[Start of Records to use]

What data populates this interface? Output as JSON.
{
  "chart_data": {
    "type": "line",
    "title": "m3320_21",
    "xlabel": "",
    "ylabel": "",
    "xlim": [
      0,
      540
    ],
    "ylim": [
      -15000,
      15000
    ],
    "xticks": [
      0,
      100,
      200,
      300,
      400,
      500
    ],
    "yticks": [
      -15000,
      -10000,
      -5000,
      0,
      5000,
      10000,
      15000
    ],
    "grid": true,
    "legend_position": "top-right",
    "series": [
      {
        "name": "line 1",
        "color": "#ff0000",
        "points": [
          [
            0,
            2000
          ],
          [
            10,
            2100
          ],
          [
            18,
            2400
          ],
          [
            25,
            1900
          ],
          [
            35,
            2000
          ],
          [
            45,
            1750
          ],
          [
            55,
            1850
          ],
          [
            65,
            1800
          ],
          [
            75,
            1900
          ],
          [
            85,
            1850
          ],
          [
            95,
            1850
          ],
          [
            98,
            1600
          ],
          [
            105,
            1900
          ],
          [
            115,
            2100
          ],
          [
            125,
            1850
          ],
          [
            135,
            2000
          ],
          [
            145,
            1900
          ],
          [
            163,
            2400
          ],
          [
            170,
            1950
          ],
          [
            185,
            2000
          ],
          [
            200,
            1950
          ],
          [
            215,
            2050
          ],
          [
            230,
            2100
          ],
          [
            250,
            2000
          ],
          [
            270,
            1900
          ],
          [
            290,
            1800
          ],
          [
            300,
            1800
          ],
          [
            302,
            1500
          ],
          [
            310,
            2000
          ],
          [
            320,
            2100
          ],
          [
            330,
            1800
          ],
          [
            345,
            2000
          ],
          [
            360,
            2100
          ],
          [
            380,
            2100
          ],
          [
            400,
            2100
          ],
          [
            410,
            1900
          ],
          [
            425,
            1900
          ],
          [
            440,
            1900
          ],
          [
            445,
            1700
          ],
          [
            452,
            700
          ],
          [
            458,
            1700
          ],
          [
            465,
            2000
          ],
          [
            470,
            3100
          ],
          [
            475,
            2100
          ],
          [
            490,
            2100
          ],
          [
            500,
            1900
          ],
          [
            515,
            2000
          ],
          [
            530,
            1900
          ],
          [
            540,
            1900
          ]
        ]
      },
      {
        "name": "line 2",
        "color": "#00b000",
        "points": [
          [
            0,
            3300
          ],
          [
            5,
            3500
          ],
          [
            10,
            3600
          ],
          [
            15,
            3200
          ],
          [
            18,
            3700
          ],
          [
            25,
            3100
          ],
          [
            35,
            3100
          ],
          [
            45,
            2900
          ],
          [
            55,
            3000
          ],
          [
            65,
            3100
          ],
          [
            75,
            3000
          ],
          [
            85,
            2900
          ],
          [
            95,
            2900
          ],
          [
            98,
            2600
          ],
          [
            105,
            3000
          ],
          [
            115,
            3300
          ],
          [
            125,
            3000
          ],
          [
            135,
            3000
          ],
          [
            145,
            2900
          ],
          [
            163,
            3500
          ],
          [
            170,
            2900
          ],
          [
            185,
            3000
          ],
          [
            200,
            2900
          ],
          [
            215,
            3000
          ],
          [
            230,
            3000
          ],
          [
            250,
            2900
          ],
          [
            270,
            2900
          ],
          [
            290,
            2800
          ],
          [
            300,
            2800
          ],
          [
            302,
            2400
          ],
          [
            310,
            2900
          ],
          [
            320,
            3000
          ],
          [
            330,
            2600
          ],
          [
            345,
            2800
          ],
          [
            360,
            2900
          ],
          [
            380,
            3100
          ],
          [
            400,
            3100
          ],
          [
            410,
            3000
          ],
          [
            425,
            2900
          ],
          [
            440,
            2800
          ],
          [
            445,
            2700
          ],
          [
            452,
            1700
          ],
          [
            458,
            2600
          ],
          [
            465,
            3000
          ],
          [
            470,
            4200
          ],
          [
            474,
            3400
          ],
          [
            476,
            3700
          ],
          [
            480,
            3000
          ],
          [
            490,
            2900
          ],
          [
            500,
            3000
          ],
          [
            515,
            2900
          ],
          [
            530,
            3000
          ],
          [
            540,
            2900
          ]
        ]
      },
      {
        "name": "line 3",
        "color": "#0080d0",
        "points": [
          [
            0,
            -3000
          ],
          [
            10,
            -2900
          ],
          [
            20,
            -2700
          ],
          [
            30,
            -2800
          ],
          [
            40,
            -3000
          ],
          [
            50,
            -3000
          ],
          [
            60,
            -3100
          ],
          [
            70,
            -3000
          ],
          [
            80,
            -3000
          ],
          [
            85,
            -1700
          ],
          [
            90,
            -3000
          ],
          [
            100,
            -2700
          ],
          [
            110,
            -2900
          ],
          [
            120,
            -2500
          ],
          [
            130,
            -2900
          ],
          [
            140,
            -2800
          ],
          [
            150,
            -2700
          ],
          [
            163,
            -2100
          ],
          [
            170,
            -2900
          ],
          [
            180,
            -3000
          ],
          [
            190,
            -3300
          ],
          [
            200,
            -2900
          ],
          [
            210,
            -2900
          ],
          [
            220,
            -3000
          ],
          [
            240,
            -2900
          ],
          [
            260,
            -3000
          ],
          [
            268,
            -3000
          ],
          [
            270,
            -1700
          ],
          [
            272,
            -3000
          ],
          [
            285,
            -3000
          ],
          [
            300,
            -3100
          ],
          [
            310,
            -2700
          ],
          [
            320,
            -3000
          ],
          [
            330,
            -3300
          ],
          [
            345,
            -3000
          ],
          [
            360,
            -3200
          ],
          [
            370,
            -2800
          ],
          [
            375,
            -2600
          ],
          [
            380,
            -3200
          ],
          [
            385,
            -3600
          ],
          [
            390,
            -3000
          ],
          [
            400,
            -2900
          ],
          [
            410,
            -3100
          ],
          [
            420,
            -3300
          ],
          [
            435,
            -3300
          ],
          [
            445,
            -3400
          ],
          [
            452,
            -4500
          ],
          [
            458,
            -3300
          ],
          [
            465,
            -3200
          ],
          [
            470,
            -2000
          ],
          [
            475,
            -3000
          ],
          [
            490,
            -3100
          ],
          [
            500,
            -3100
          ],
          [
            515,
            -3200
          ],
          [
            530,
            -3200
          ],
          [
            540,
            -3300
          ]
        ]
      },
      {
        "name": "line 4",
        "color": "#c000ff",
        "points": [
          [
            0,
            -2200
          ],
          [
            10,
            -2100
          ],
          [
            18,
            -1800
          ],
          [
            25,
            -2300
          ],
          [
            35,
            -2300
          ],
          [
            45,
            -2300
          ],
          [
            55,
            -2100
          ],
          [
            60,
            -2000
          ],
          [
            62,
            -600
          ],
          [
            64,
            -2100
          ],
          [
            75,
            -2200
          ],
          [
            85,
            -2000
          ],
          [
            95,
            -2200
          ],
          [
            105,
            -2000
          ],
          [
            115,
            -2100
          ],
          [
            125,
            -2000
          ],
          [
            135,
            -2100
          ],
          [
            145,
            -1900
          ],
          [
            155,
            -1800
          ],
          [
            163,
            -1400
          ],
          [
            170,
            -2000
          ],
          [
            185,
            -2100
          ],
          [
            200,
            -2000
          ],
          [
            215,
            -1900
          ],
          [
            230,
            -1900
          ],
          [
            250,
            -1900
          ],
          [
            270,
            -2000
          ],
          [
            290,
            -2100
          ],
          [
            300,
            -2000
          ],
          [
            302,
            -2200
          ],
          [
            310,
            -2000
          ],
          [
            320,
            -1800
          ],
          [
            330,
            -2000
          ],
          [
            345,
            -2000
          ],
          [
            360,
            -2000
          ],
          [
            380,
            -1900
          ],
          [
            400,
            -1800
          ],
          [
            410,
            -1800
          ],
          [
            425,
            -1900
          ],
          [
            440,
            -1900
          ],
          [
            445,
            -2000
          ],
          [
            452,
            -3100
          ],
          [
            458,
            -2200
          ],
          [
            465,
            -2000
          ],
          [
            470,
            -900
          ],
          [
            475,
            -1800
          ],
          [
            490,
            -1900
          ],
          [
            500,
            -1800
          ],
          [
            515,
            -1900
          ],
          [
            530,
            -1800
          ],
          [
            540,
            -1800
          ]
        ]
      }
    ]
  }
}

[End of Records to use]

• [Stated task]
Search the lines above for the string "color", then show every one that has it.

• [Response]
        "color": "#ff0000",
        "color": "#00b000",
        "color": "#0080d0",
        "color": "#c000ff",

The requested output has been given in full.